**What is required**
Edit the records from the start through the line with "cell-2022: 100% — [647, 407, 775, 558]" by swapping "Enumerate" for "List", leaving everything else as it is. Give back only those lines.

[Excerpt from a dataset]
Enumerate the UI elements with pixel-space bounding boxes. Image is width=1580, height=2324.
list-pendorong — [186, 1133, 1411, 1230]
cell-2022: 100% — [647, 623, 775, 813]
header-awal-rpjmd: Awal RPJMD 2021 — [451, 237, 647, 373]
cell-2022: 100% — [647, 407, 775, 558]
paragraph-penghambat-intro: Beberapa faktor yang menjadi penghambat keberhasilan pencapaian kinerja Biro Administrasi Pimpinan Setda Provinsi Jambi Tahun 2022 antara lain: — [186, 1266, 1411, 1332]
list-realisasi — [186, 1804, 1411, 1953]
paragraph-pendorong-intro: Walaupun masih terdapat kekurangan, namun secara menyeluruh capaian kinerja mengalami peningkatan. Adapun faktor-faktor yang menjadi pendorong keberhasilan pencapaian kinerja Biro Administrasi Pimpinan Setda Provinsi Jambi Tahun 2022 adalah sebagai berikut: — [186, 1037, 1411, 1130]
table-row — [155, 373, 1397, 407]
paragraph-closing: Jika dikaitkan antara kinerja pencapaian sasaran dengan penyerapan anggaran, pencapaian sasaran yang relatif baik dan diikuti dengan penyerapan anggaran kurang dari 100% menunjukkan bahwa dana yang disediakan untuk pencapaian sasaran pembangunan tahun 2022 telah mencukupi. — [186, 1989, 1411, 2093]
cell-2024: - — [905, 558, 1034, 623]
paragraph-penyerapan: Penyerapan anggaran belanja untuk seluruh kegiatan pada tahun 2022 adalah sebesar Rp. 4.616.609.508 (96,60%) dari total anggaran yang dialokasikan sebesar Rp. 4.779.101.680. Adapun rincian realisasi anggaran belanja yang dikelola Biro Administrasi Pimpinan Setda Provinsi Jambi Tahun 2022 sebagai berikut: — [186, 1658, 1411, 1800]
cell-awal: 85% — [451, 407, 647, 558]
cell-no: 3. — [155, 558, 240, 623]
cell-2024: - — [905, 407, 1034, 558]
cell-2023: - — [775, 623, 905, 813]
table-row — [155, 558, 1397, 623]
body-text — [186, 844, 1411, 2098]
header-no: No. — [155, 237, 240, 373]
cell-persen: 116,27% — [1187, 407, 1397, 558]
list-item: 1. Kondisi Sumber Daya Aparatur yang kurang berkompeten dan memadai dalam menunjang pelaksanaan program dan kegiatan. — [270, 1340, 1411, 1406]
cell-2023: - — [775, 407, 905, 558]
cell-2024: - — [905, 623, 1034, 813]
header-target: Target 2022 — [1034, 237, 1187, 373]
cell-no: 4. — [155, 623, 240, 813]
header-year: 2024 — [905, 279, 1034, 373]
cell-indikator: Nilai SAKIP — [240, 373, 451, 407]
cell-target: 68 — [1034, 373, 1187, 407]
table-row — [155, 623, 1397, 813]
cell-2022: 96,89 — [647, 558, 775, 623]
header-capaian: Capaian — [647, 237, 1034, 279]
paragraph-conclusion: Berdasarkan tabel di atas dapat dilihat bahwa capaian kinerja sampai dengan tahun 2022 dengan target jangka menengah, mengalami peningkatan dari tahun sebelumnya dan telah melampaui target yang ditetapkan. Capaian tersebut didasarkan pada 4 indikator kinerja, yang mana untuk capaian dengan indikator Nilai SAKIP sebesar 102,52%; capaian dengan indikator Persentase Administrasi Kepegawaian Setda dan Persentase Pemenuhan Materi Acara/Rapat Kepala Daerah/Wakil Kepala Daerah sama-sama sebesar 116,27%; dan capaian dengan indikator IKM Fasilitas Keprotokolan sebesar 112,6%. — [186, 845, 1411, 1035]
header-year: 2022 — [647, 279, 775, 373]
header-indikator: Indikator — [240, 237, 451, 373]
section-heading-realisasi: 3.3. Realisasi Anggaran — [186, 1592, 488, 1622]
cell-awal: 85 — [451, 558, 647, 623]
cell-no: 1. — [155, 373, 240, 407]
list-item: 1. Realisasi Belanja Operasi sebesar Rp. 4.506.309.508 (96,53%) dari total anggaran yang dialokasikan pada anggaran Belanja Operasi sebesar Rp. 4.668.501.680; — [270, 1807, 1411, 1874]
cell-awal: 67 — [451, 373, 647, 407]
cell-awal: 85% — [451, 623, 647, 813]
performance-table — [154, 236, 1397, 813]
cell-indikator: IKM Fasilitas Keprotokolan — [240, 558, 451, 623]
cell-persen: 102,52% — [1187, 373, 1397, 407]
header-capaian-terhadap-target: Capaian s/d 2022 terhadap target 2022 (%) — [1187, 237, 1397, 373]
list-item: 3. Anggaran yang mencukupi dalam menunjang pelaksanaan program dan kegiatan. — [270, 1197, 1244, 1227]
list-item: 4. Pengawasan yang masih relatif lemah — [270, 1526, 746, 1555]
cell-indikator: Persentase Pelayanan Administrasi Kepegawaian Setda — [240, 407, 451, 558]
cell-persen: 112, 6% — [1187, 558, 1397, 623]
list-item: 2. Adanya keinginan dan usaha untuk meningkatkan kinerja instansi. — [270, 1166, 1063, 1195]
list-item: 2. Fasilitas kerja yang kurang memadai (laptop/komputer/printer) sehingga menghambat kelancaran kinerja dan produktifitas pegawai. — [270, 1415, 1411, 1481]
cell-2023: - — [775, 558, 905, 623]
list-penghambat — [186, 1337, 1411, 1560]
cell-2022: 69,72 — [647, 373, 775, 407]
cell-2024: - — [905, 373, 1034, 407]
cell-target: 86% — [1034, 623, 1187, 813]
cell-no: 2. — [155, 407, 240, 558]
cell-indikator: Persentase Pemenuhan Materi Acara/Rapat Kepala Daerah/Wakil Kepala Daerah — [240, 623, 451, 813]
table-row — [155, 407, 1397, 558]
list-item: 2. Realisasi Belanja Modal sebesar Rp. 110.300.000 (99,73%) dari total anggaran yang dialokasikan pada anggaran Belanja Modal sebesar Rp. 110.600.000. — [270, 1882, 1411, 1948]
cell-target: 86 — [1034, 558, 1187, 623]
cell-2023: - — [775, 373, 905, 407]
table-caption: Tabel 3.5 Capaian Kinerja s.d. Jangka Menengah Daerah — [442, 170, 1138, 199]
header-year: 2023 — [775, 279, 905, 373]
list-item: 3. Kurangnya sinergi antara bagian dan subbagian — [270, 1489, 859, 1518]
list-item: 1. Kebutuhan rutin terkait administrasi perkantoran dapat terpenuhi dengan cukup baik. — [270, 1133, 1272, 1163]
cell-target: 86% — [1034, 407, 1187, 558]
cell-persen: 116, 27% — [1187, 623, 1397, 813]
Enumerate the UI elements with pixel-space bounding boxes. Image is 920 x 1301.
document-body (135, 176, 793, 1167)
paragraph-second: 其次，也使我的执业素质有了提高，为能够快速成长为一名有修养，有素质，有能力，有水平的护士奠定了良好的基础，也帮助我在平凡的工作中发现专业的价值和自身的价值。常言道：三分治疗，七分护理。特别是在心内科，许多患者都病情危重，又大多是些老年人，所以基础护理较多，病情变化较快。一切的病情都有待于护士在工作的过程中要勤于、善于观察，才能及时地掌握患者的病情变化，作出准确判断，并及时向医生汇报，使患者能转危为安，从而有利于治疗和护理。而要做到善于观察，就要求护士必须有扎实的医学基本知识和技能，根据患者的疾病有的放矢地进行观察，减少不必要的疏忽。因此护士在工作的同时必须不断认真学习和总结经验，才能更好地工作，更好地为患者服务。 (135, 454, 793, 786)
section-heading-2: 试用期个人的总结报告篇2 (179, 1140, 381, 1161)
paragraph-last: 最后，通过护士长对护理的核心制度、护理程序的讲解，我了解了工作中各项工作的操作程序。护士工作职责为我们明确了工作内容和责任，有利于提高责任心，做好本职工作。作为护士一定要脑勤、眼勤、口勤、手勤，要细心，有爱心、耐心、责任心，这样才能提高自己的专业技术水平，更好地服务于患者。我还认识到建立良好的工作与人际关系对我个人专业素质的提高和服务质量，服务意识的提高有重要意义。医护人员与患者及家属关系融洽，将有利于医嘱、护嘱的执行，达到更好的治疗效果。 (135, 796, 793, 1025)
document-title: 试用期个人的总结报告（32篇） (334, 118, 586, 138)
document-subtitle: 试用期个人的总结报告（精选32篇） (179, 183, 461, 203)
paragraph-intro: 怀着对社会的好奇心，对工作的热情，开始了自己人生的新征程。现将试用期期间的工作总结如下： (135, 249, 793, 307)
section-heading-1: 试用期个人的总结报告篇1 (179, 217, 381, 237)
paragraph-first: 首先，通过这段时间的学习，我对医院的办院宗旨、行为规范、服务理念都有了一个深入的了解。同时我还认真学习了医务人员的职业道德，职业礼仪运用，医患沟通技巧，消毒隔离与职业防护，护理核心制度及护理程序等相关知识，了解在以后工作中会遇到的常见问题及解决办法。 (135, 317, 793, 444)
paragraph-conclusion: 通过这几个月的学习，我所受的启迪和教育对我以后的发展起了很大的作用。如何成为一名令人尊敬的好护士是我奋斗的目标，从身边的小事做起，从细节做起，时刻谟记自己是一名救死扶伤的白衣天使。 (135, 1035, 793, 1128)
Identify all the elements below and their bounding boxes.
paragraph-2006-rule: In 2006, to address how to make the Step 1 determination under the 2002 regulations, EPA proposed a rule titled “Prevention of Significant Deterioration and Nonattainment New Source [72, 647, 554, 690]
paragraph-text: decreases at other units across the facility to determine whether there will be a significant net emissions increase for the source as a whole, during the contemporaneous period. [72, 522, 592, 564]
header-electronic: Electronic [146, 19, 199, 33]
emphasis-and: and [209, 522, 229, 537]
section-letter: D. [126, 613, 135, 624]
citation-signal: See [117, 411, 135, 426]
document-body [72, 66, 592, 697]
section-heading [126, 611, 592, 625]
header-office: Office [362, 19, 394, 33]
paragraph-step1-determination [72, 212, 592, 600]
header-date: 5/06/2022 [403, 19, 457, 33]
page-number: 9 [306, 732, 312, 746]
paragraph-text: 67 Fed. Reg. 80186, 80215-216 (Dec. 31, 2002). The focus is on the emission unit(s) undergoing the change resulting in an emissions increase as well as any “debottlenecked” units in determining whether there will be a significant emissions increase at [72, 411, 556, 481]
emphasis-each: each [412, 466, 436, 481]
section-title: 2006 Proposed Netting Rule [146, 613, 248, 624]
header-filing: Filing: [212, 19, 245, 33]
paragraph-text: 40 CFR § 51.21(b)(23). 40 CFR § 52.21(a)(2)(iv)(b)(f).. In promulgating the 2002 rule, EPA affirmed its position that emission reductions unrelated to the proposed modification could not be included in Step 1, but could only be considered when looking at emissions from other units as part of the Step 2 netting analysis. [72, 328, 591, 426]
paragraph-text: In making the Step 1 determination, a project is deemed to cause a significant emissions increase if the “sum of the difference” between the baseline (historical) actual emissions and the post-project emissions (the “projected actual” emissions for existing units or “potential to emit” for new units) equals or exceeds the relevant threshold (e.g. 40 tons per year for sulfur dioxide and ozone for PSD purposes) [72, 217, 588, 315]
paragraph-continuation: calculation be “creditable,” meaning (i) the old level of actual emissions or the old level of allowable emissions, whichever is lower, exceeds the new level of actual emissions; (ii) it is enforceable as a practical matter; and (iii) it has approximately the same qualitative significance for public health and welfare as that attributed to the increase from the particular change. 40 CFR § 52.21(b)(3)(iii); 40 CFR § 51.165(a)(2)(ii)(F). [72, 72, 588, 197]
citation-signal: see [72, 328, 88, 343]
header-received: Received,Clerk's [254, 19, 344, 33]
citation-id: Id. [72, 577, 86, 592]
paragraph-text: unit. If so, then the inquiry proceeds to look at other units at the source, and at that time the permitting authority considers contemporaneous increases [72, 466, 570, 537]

**Expected answer**
List the UI elements with pixel-space bounding boxes. Image is width=1580, height=2324.
list-pendorong — [186, 1133, 1411, 1230]
cell-2022: 100% — [647, 623, 775, 813]
header-awal-rpjmd: Awal RPJMD 2021 — [451, 237, 647, 373]
cell-2022: 100% — [647, 407, 775, 558]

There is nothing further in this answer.